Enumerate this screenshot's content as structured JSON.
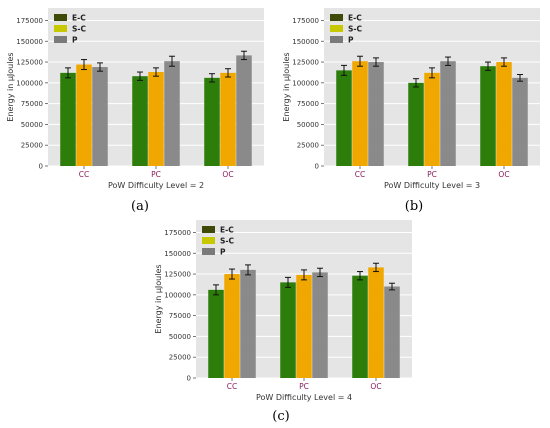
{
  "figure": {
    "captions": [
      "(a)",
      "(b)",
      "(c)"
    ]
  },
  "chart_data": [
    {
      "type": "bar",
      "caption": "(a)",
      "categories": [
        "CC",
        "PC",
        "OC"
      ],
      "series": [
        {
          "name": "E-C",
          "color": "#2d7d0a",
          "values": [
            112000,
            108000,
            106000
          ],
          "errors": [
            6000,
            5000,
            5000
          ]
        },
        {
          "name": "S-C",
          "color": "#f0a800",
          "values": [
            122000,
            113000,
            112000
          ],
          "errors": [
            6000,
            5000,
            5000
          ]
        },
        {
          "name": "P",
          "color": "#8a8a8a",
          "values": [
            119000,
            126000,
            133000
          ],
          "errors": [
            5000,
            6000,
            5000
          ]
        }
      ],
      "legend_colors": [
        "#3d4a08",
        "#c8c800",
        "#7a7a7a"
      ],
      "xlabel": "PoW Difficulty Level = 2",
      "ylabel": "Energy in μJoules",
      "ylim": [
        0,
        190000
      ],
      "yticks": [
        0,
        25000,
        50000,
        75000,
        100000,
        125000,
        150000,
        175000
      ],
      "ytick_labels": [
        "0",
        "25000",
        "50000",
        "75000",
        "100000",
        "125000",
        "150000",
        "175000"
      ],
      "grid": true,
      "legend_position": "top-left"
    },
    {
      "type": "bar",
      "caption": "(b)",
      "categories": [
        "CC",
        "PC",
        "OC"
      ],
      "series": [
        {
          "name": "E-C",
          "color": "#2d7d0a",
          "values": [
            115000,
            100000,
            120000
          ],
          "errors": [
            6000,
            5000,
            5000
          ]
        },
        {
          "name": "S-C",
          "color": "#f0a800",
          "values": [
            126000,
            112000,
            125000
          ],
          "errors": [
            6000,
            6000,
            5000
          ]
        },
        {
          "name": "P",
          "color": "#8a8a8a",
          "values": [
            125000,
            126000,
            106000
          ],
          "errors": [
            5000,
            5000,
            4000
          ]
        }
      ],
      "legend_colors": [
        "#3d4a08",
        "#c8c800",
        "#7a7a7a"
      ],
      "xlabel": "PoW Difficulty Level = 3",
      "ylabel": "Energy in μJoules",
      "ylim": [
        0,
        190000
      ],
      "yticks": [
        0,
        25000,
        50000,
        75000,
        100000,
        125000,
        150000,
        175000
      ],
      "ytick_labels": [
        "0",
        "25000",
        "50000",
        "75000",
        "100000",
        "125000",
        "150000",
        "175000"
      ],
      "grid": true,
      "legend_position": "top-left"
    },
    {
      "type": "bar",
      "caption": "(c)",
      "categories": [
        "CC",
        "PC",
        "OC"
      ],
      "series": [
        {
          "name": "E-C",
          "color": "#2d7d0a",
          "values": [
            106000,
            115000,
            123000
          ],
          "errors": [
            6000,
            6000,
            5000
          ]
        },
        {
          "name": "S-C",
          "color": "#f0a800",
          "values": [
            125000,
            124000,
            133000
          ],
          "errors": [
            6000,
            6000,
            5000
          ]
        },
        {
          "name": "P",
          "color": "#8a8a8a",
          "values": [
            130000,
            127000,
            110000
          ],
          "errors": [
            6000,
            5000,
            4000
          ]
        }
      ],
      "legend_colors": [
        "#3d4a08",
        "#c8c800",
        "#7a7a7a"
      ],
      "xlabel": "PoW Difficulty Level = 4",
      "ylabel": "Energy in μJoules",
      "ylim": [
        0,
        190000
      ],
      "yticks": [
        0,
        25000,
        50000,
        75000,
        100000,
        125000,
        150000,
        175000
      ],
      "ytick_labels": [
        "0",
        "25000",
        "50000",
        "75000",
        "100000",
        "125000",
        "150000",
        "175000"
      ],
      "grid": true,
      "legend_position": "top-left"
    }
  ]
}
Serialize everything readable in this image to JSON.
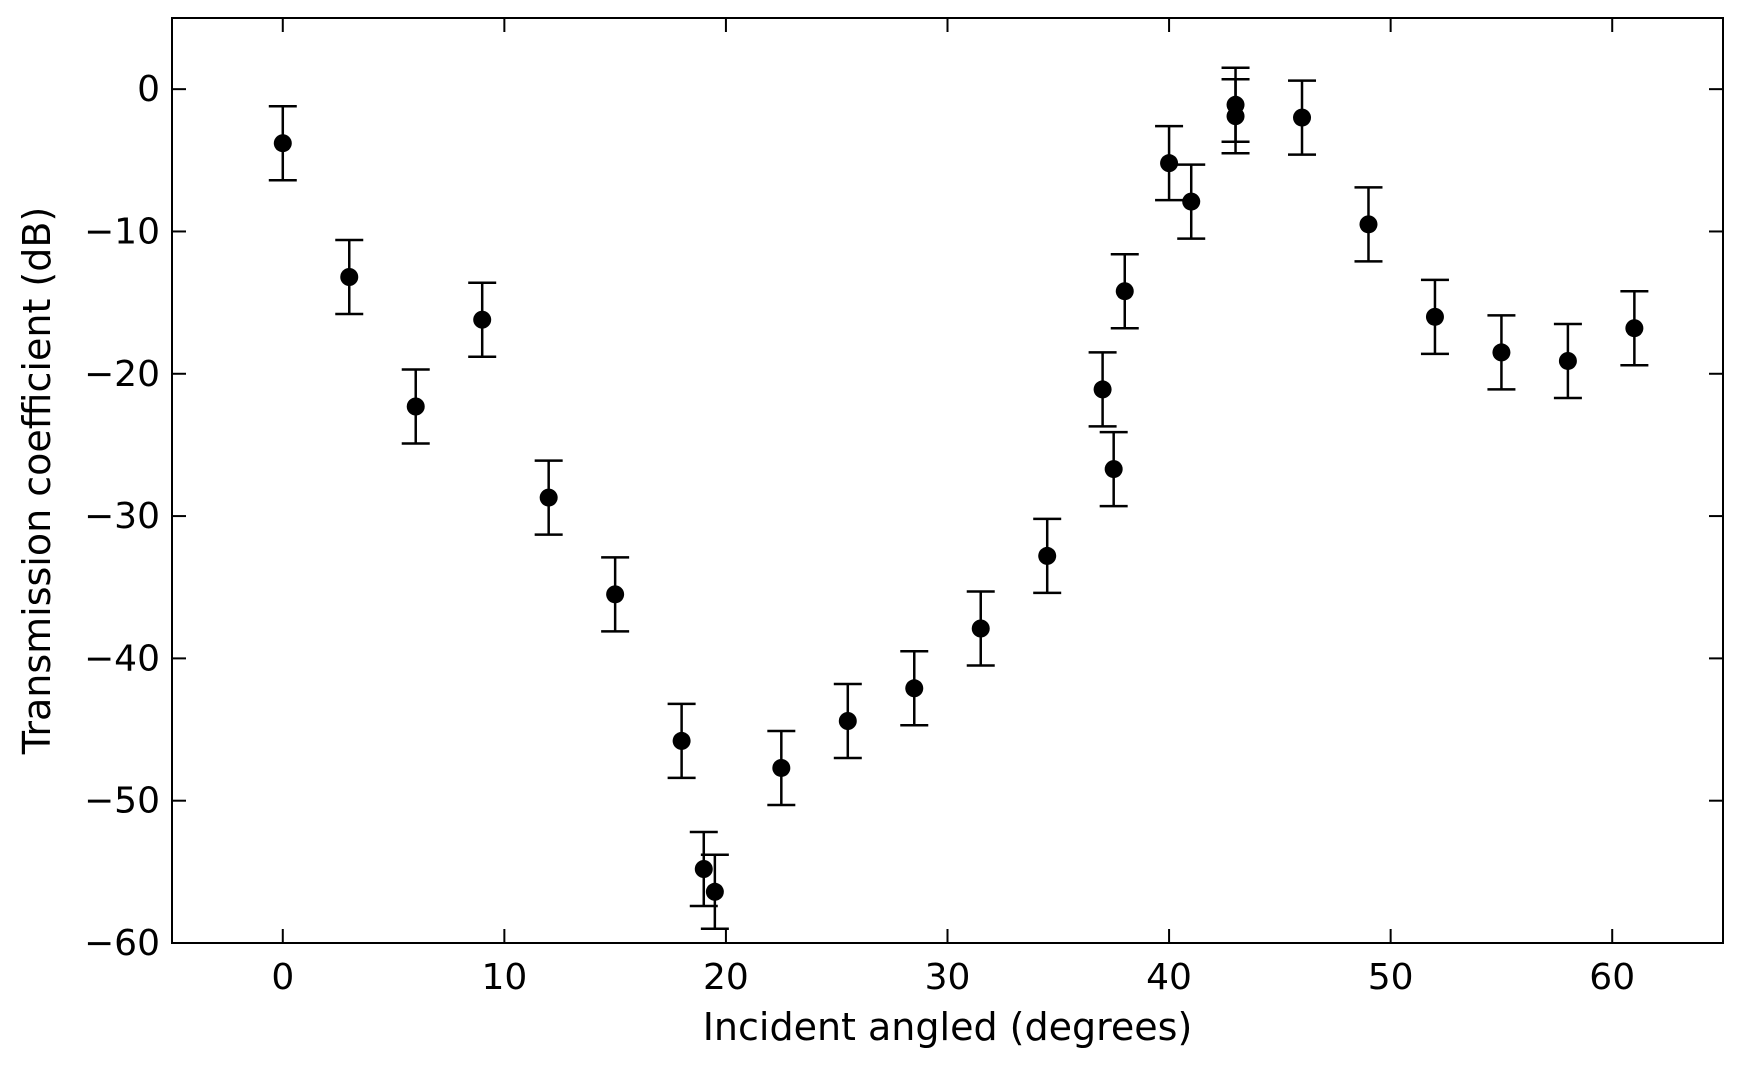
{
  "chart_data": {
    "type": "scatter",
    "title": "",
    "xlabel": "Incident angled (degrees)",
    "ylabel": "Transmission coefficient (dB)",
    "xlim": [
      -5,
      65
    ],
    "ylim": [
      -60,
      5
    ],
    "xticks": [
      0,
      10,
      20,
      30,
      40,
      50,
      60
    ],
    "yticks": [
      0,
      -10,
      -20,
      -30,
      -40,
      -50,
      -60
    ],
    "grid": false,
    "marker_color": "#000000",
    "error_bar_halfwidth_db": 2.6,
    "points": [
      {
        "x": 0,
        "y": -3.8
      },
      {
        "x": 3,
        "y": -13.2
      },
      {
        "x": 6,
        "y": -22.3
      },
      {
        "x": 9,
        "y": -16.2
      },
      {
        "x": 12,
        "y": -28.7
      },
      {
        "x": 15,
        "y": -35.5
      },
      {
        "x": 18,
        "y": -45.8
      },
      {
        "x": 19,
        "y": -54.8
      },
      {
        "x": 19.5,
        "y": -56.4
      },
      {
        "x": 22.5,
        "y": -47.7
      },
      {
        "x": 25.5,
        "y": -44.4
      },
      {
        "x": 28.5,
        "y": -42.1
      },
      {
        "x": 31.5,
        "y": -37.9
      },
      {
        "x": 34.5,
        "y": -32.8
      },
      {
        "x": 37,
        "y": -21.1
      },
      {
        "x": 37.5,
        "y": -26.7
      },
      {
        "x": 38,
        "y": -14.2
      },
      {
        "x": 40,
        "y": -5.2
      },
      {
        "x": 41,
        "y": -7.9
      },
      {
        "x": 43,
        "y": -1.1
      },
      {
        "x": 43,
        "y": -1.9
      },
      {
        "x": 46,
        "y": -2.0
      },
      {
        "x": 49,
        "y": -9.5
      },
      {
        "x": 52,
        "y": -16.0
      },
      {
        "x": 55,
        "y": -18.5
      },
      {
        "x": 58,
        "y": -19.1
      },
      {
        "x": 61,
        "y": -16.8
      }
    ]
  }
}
****
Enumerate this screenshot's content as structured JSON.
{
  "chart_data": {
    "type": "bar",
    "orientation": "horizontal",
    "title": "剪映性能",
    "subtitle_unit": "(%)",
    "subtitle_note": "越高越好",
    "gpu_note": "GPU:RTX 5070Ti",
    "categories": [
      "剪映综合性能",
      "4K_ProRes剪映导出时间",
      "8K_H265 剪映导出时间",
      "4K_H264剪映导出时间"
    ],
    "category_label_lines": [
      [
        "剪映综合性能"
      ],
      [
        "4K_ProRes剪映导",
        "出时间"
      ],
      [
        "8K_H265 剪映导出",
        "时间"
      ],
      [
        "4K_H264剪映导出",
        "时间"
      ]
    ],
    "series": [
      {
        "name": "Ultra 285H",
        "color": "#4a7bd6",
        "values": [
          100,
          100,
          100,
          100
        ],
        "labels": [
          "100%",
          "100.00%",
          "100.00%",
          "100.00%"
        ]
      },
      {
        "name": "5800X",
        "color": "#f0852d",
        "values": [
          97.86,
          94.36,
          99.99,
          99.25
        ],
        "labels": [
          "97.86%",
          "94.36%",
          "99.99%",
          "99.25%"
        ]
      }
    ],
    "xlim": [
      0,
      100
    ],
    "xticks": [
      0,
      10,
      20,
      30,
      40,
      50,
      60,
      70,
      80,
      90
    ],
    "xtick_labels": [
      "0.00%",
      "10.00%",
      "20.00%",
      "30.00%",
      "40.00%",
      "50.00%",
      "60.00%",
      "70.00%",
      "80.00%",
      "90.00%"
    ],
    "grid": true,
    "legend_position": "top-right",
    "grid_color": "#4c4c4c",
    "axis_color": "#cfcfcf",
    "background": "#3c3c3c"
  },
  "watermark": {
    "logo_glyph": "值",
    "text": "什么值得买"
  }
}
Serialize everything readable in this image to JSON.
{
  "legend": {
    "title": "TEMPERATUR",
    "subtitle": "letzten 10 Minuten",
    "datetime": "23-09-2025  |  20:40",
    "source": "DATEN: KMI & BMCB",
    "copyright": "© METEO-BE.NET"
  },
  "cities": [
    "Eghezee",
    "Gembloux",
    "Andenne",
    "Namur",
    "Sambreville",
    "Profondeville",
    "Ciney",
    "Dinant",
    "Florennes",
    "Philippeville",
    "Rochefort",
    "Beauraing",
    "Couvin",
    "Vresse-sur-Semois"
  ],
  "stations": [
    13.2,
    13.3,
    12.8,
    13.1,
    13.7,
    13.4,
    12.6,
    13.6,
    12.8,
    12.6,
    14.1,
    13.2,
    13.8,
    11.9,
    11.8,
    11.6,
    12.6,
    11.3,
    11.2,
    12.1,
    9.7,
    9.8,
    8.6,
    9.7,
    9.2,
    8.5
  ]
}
****
## Prompt
For each line in the data above that contains the string "Difficulty", extract the line.

## Result of the task
      "xlabel": "PoW Difficulty Level = 2",
      "xlabel": "PoW Difficulty Level = 3",
      "xlabel": "PoW Difficulty Level = 4",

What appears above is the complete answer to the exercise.